■ What you will do: Identify each line below that contains the word "meta", and copy it out.

Collected data
# # #

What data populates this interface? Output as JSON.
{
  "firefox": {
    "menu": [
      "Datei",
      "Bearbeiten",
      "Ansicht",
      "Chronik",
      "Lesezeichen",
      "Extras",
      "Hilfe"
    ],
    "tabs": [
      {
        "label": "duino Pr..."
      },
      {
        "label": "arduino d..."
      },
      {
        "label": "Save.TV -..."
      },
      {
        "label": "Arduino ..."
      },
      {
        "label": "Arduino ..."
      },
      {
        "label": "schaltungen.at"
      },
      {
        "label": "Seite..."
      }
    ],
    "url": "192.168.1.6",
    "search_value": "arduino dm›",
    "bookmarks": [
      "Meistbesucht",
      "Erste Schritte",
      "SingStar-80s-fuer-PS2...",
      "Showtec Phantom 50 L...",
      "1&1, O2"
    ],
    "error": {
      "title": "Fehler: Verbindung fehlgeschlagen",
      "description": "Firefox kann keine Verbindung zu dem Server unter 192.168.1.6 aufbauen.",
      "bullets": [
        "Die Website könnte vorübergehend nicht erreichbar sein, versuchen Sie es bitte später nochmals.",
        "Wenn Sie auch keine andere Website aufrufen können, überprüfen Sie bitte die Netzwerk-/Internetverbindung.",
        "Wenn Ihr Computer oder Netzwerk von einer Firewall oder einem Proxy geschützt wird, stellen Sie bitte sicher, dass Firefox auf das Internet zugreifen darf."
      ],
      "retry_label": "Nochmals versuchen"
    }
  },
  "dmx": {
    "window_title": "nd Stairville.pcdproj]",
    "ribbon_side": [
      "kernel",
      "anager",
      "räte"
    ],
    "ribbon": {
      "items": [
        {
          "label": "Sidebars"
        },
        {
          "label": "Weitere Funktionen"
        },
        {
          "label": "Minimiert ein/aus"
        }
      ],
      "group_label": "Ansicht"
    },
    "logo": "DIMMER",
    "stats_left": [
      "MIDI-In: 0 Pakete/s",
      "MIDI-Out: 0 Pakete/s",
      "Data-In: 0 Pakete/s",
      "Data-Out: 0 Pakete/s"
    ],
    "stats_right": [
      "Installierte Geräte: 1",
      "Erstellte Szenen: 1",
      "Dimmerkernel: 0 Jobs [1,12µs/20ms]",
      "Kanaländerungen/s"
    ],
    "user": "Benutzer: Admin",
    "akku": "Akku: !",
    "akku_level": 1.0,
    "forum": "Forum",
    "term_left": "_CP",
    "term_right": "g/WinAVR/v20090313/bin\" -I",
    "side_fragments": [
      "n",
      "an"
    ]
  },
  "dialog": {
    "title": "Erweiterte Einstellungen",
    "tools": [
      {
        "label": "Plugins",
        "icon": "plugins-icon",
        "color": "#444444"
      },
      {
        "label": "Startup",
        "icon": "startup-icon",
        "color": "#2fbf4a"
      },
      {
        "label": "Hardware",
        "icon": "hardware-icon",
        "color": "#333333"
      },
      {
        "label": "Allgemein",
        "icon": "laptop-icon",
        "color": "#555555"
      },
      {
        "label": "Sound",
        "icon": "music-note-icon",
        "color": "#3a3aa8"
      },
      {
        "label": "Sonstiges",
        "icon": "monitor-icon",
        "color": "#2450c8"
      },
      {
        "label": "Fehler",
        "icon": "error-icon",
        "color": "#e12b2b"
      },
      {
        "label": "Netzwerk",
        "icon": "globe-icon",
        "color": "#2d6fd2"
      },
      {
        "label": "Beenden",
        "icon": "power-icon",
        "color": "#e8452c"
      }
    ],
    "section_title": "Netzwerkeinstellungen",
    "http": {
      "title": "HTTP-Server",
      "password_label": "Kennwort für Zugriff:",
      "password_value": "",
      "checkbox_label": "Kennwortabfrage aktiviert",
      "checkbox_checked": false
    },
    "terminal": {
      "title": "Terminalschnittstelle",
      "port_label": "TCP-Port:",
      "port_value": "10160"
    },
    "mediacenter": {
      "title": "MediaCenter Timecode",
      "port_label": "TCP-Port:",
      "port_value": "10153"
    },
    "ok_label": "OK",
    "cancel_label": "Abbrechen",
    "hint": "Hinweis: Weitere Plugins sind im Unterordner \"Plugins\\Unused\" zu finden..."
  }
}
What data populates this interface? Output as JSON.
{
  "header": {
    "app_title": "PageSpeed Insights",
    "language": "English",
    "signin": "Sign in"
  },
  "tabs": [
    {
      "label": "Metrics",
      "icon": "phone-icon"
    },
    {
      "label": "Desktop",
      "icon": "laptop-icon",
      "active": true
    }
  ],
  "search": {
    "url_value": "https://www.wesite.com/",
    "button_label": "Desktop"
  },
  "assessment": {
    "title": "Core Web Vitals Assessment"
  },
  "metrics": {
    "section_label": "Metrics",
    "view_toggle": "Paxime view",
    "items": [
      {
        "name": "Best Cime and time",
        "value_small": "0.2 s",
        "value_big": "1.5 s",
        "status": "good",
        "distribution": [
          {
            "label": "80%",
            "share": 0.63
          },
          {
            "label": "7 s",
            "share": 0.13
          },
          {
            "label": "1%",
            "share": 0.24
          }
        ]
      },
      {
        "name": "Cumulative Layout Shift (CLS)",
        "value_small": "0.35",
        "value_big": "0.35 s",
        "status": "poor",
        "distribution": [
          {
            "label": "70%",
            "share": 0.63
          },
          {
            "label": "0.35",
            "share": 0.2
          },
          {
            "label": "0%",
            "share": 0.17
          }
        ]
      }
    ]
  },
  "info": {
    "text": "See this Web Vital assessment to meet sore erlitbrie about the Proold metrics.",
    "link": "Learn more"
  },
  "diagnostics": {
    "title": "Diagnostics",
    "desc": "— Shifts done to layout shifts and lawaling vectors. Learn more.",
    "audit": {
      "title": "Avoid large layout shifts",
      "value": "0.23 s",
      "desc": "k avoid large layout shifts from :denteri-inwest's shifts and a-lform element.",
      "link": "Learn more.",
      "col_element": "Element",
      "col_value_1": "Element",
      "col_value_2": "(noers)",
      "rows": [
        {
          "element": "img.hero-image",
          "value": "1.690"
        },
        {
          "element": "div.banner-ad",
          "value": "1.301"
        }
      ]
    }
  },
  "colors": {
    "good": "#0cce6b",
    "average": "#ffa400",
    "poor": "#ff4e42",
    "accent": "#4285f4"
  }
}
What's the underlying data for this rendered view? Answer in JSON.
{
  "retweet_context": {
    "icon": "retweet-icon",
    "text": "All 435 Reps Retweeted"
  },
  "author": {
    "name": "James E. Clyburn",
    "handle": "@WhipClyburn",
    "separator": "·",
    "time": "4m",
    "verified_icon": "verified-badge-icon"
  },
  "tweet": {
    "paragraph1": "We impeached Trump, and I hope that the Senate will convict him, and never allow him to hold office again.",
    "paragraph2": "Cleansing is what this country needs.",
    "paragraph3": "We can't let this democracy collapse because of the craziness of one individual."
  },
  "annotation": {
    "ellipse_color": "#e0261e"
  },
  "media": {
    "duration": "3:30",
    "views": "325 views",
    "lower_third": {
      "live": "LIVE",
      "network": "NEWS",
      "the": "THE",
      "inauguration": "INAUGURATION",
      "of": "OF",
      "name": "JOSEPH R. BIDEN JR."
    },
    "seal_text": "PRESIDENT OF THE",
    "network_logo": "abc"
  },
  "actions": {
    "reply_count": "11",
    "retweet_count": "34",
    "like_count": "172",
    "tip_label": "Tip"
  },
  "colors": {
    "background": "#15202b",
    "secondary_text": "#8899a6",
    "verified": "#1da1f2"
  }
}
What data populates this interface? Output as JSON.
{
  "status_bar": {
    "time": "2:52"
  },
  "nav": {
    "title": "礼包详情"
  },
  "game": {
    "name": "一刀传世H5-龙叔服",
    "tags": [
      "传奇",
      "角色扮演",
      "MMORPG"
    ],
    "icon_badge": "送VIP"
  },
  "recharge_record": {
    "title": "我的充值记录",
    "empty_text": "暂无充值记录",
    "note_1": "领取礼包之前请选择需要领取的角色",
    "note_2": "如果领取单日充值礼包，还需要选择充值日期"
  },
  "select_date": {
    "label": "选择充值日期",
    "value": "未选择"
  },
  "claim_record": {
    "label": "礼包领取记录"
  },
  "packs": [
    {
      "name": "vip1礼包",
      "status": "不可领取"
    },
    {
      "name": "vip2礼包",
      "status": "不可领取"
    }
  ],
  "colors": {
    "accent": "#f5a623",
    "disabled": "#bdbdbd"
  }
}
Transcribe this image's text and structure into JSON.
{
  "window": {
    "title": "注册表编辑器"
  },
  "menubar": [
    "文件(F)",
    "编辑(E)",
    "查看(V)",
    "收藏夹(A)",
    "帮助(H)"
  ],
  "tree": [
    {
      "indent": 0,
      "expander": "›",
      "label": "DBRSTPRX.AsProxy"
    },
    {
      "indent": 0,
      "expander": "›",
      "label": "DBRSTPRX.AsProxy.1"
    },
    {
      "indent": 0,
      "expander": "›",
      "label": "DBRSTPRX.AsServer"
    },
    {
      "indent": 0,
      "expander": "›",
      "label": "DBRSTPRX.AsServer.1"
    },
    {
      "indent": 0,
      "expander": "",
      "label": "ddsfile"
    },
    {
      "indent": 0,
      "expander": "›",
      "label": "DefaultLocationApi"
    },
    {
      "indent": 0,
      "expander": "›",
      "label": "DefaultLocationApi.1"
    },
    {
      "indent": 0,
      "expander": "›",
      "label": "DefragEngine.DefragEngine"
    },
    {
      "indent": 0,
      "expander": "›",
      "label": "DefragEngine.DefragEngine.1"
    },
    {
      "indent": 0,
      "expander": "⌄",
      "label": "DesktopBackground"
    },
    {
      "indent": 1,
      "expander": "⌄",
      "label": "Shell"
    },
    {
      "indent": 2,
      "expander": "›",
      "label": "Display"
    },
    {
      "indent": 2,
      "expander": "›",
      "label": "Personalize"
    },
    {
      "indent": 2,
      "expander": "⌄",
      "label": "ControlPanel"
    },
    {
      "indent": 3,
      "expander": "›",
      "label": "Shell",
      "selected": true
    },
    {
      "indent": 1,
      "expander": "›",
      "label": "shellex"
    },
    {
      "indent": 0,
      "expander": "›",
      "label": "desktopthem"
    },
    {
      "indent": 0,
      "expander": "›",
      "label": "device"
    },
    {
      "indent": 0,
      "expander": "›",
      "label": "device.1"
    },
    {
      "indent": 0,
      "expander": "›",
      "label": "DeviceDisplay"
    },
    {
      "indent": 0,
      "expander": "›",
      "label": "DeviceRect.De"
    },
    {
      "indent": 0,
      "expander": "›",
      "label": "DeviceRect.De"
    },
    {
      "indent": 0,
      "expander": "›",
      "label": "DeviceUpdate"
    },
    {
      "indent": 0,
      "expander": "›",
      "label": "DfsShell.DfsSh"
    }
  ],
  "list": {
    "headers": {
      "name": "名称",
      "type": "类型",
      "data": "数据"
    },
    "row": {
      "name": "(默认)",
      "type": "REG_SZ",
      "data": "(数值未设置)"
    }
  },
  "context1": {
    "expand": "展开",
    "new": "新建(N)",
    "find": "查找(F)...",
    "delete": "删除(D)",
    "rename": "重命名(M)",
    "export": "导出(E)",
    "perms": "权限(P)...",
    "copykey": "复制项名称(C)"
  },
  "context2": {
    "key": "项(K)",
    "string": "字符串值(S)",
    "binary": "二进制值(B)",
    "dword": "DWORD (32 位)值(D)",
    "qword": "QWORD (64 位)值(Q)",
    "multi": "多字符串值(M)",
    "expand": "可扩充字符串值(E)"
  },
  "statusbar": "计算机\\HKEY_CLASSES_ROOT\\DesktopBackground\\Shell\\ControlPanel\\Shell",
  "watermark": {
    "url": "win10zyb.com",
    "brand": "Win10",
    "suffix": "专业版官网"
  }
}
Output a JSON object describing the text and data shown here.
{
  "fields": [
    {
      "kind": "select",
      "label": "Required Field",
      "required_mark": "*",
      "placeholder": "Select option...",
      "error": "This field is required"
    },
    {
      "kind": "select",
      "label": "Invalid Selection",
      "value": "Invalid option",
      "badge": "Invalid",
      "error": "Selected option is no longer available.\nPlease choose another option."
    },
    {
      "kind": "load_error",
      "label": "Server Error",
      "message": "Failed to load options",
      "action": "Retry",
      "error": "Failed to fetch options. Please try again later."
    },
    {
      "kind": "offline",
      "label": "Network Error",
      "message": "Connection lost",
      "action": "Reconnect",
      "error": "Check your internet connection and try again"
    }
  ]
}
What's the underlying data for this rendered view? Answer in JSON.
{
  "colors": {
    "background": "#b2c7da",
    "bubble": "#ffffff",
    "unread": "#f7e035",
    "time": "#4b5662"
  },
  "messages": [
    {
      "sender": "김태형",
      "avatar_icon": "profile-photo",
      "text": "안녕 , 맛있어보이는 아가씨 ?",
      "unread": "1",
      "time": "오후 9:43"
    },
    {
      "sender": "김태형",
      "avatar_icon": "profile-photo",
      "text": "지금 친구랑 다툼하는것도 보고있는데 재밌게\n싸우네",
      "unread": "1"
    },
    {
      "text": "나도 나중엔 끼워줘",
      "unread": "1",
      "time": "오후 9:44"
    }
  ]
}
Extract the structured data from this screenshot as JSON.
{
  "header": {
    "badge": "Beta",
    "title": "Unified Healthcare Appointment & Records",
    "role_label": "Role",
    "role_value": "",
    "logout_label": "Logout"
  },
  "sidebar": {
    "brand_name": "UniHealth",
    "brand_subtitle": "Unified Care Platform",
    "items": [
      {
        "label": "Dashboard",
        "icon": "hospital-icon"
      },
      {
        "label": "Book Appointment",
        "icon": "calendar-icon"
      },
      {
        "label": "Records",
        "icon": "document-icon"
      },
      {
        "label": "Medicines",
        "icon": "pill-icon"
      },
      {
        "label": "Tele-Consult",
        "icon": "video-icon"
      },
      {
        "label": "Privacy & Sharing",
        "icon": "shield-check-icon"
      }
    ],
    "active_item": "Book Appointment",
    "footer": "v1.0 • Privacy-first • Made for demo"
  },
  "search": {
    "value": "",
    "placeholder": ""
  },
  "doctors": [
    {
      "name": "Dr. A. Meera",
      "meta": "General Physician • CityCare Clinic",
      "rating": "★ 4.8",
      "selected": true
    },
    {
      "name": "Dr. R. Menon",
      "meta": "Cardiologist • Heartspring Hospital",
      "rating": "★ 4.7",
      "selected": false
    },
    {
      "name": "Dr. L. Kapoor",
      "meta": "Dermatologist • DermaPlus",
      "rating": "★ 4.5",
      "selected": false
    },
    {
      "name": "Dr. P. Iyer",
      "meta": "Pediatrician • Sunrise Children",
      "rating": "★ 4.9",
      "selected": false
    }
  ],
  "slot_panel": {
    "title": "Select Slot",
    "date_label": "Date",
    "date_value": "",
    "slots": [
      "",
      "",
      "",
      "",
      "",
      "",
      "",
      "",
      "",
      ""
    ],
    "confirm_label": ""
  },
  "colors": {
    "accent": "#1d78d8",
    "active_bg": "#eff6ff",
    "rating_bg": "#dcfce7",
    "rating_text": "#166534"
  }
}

# # #

■ Result for this task:
      "meta": "General Physician • CityCare Clinic",
      "meta": "Cardiologist • Heartspring Hospital",
      "meta": "Dermatologist • DermaPlus",
      "meta": "Pediatrician • Sunrise Children",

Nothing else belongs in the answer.